— Collected data entries —

---+---

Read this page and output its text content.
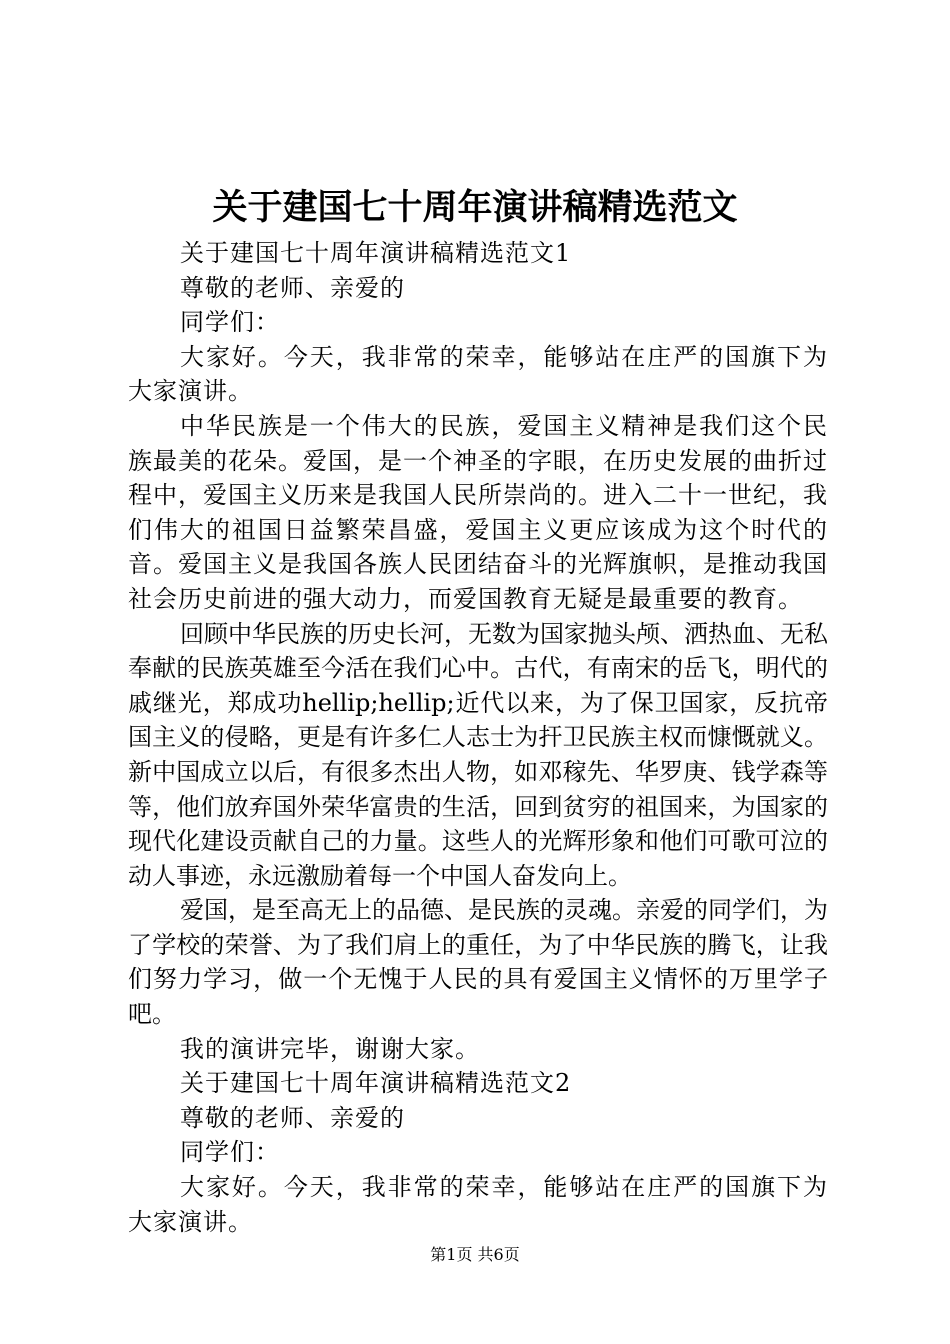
关于建国七十周年演讲稿精选范文

关于建国七十周年演讲稿精选范文1

尊敬的老师、亲爱的

同学们：

大家好。今天，我非常的荣幸，能够站在庄严的国旗下为大家演讲。

中华民族是一个伟大的民族，爱国主义精神是我们这个民族最美的花朵。爱国，是一个神圣的字眼，在历史发展的曲折过程中，爱国主义历来是我国人民所崇尚的。进入二十一世纪，我们伟大的祖国日益繁荣昌盛，爱国主义更应该成为这个时代的音。爱国主义是我国各族人民团结奋斗的光辉旗帜，是推动我国社会历史前进的强大动力，而爱国教育无疑是最重要的教育。

回顾中华民族的历史长河，无数为国家抛头颅、洒热血、无私奉献的民族英雄至今活在我们心中。古代，有南宋的岳飞，明代的戚继光，郑成功hellip;hellip;近代以来，为了保卫国家，反抗帝国主义的侵略，更是有许多仁人志士为扞卫民族主权而慷慨就义。新中国成立以后，有很多杰出人物，如邓稼先、华罗庚、钱学森等等，他们放弃国外荣华富贵的生活，回到贫穷的祖国来，为国家的现代化建设贡献自己的力量。这些人的光辉形象和他们可歌可泣的动人事迹，永远激励着每一个中国人奋发向上。

爱国，是至高无上的品德、是民族的灵魂。亲爱的同学们，为了学校的荣誉、为了我们肩上的重任，为了中华民族的腾飞，让我们努力学习，做一个无愧于人民的具有爱国主义情怀的万里学子吧。

我的演讲完毕，谢谢大家。

关于建国七十周年演讲稿精选范文2

尊敬的老师、亲爱的

同学们：

大家好。今天，我非常的荣幸，能够站在庄严的国旗下为大家演讲。

第1页 共6页
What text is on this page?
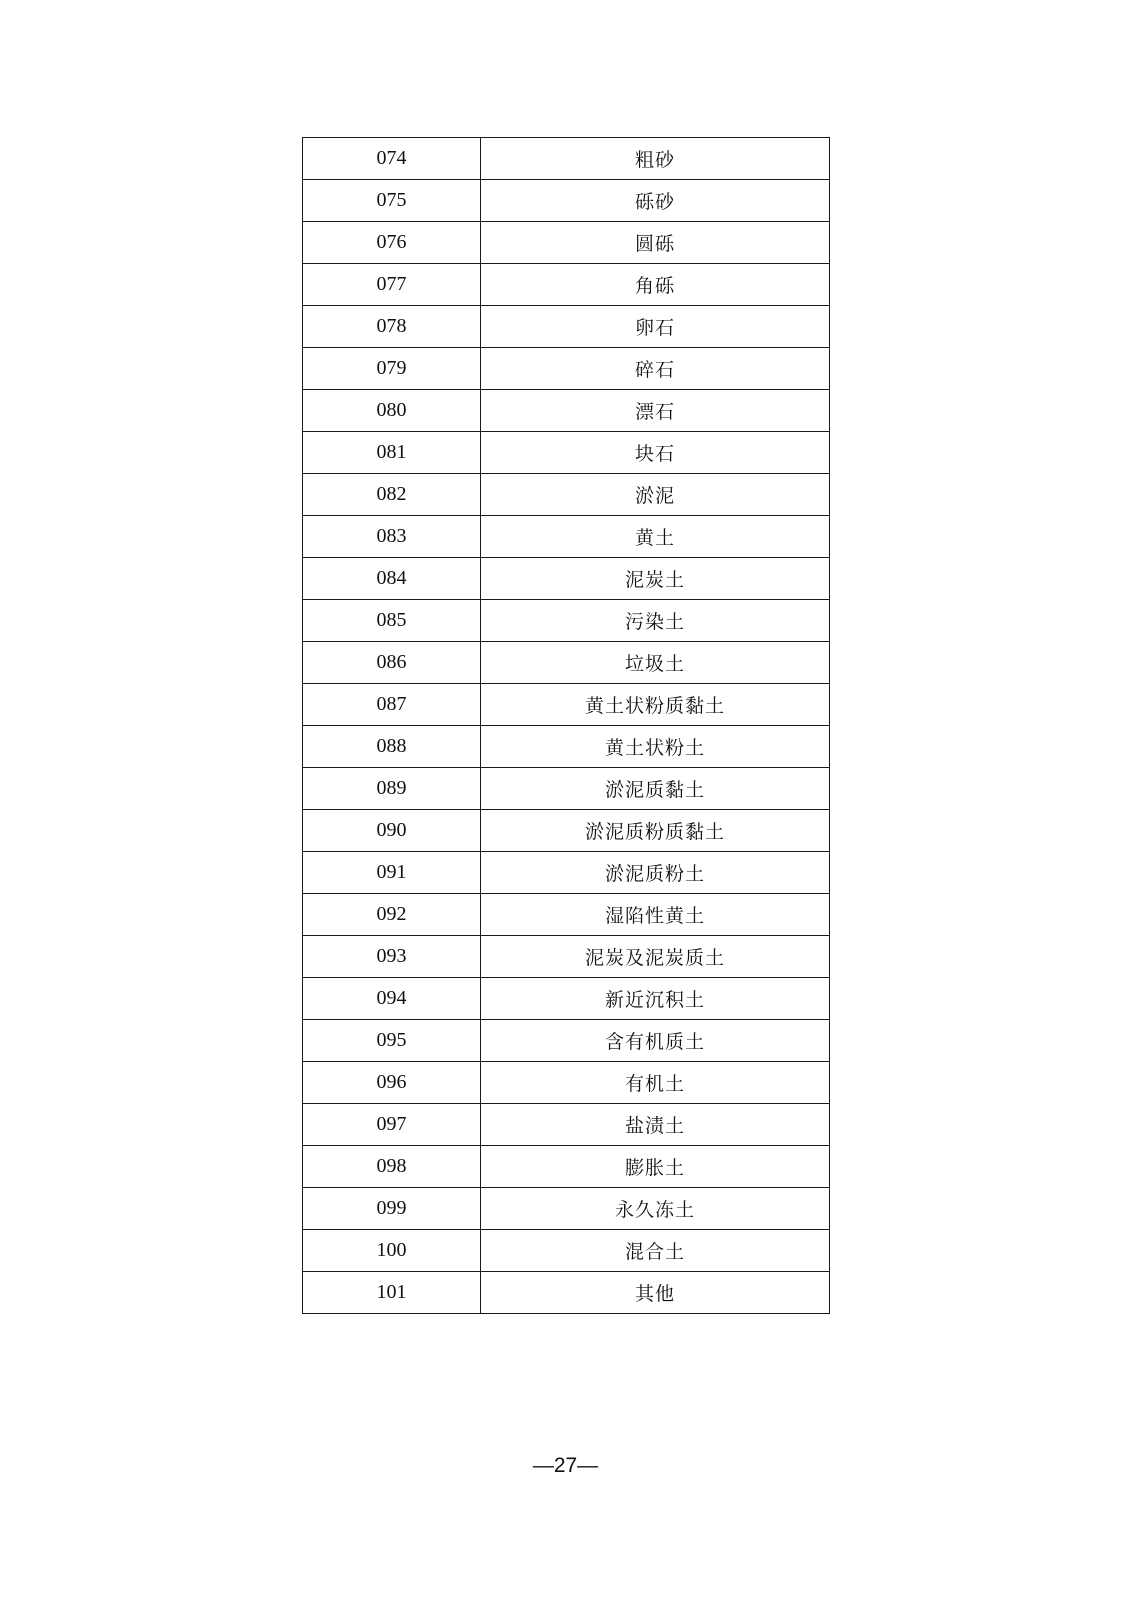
074	粗砂
075	砾砂
076	圆砾
077	角砾
078	卵石
079	碎石
080	漂石
081	块石
082	淤泥
083	黄土
084	泥炭土
085	污染土
086	垃圾土
087	黄土状粉质黏土
088	黄土状粉土
089	淤泥质黏土
090	淤泥质粉质黏土
091	淤泥质粉土
092	湿陷性黄土
093	泥炭及泥炭质土
094	新近沉积土
095	含有机质土
096	有机土
097	盐渍土
098	膨胀土
099	永久冻土
100	混合土
101	其他
—27—
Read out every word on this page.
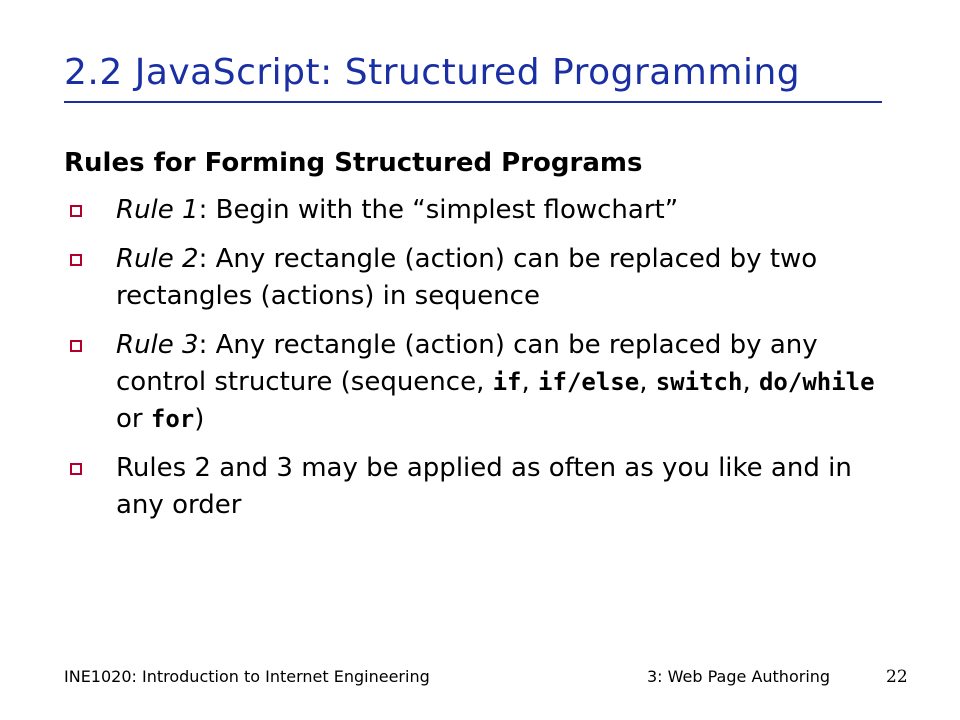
2.2 JavaScript: Structured Programming
Rules for Forming Structured Programs
Rule 1: Begin with the “simplest flowchart”
Rule 2: Any rectangle (action) can be replaced by two rectangles (actions) in sequence
Rule 3: Any rectangle (action) can be replaced by any control structure (sequence, if, if/else, switch, do/while or for)
Rules 2 and 3 may be applied as often as you like and in any order
INE1020: Introduction to Internet Engineering	3: Web Page Authoring	22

---+---

— WHAT IS NEEDED —
Each record above is to be restated exactly, with its pictures removed from the copy.

— EXPECTED ANSWER —
Read this page and output its text content.
关于建国七十周年演讲稿精选范文

关于建国七十周年演讲稿精选范文1

尊敬的老师、亲爱的

同学们：

大家好。今天，我非常的荣幸，能够站在庄严的国旗下为大家演讲。

中华民族是一个伟大的民族，爱国主义精神是我们这个民族最美的花朵。爱国，是一个神圣的字眼，在历史发展的曲折过程中，爱国主义历来是我国人民所崇尚的。进入二十一世纪，我们伟大的祖国日益繁荣昌盛，爱国主义更应该成为这个时代的音。爱国主义是我国各族人民团结奋斗的光辉旗帜，是推动我国社会历史前进的强大动力，而爱国教育无疑是最重要的教育。

回顾中华民族的历史长河，无数为国家抛头颅、洒热血、无私奉献的民族英雄至今活在我们心中。古代，有南宋的岳飞，明代的戚继光，郑成功hellip;hellip;近代以来，为了保卫国家，反抗帝国主义的侵略，更是有许多仁人志士为扞卫民族主权而慷慨就义。新中国成立以后，有很多杰出人物，如邓稼先、华罗庚、钱学森等等，他们放弃国外荣华富贵的生活，回到贫穷的祖国来，为国家的现代化建设贡献自己的力量。这些人的光辉形象和他们可歌可泣的动人事迹，永远激励着每一个中国人奋发向上。

爱国，是至高无上的品德、是民族的灵魂。亲爱的同学们，为了学校的荣誉、为了我们肩上的重任，为了中华民族的腾飞，让我们努力学习，做一个无愧于人民的具有爱国主义情怀的万里学子吧。

我的演讲完毕，谢谢大家。

关于建国七十周年演讲稿精选范文2

尊敬的老师、亲爱的

同学们：

大家好。今天，我非常的荣幸，能够站在庄严的国旗下为大家演讲。

第1页 共6页
What text is on this page?
074	粗砂
075	砾砂
076	圆砾
077	角砾
078	卵石
079	碎石
080	漂石
081	块石
082	淤泥
083	黄土
084	泥炭土
085	污染土
086	垃圾土
087	黄土状粉质黏土
088	黄土状粉土
089	淤泥质黏土
090	淤泥质粉质黏土
091	淤泥质粉土
092	湿陷性黄土
093	泥炭及泥炭质土
094	新近沉积土
095	含有机质土
096	有机土
097	盐渍土
098	膨胀土
099	永久冻土
100	混合土
101	其他
—27—
Read out every word on this page.
2.2 JavaScript: Structured Programming
Rules for Forming Structured Programs
Rule 1: Begin with the “simplest flowchart”
Rule 2: Any rectangle (action) can be replaced by two rectangles (actions) in sequence
Rule 3: Any rectangle (action) can be replaced by any control structure (sequence, if, if/else, switch, do/while or for)
Rules 2 and 3 may be applied as often as you like and in any order
INE1020: Introduction to Internet Engineering	3: Web Page Authoring	22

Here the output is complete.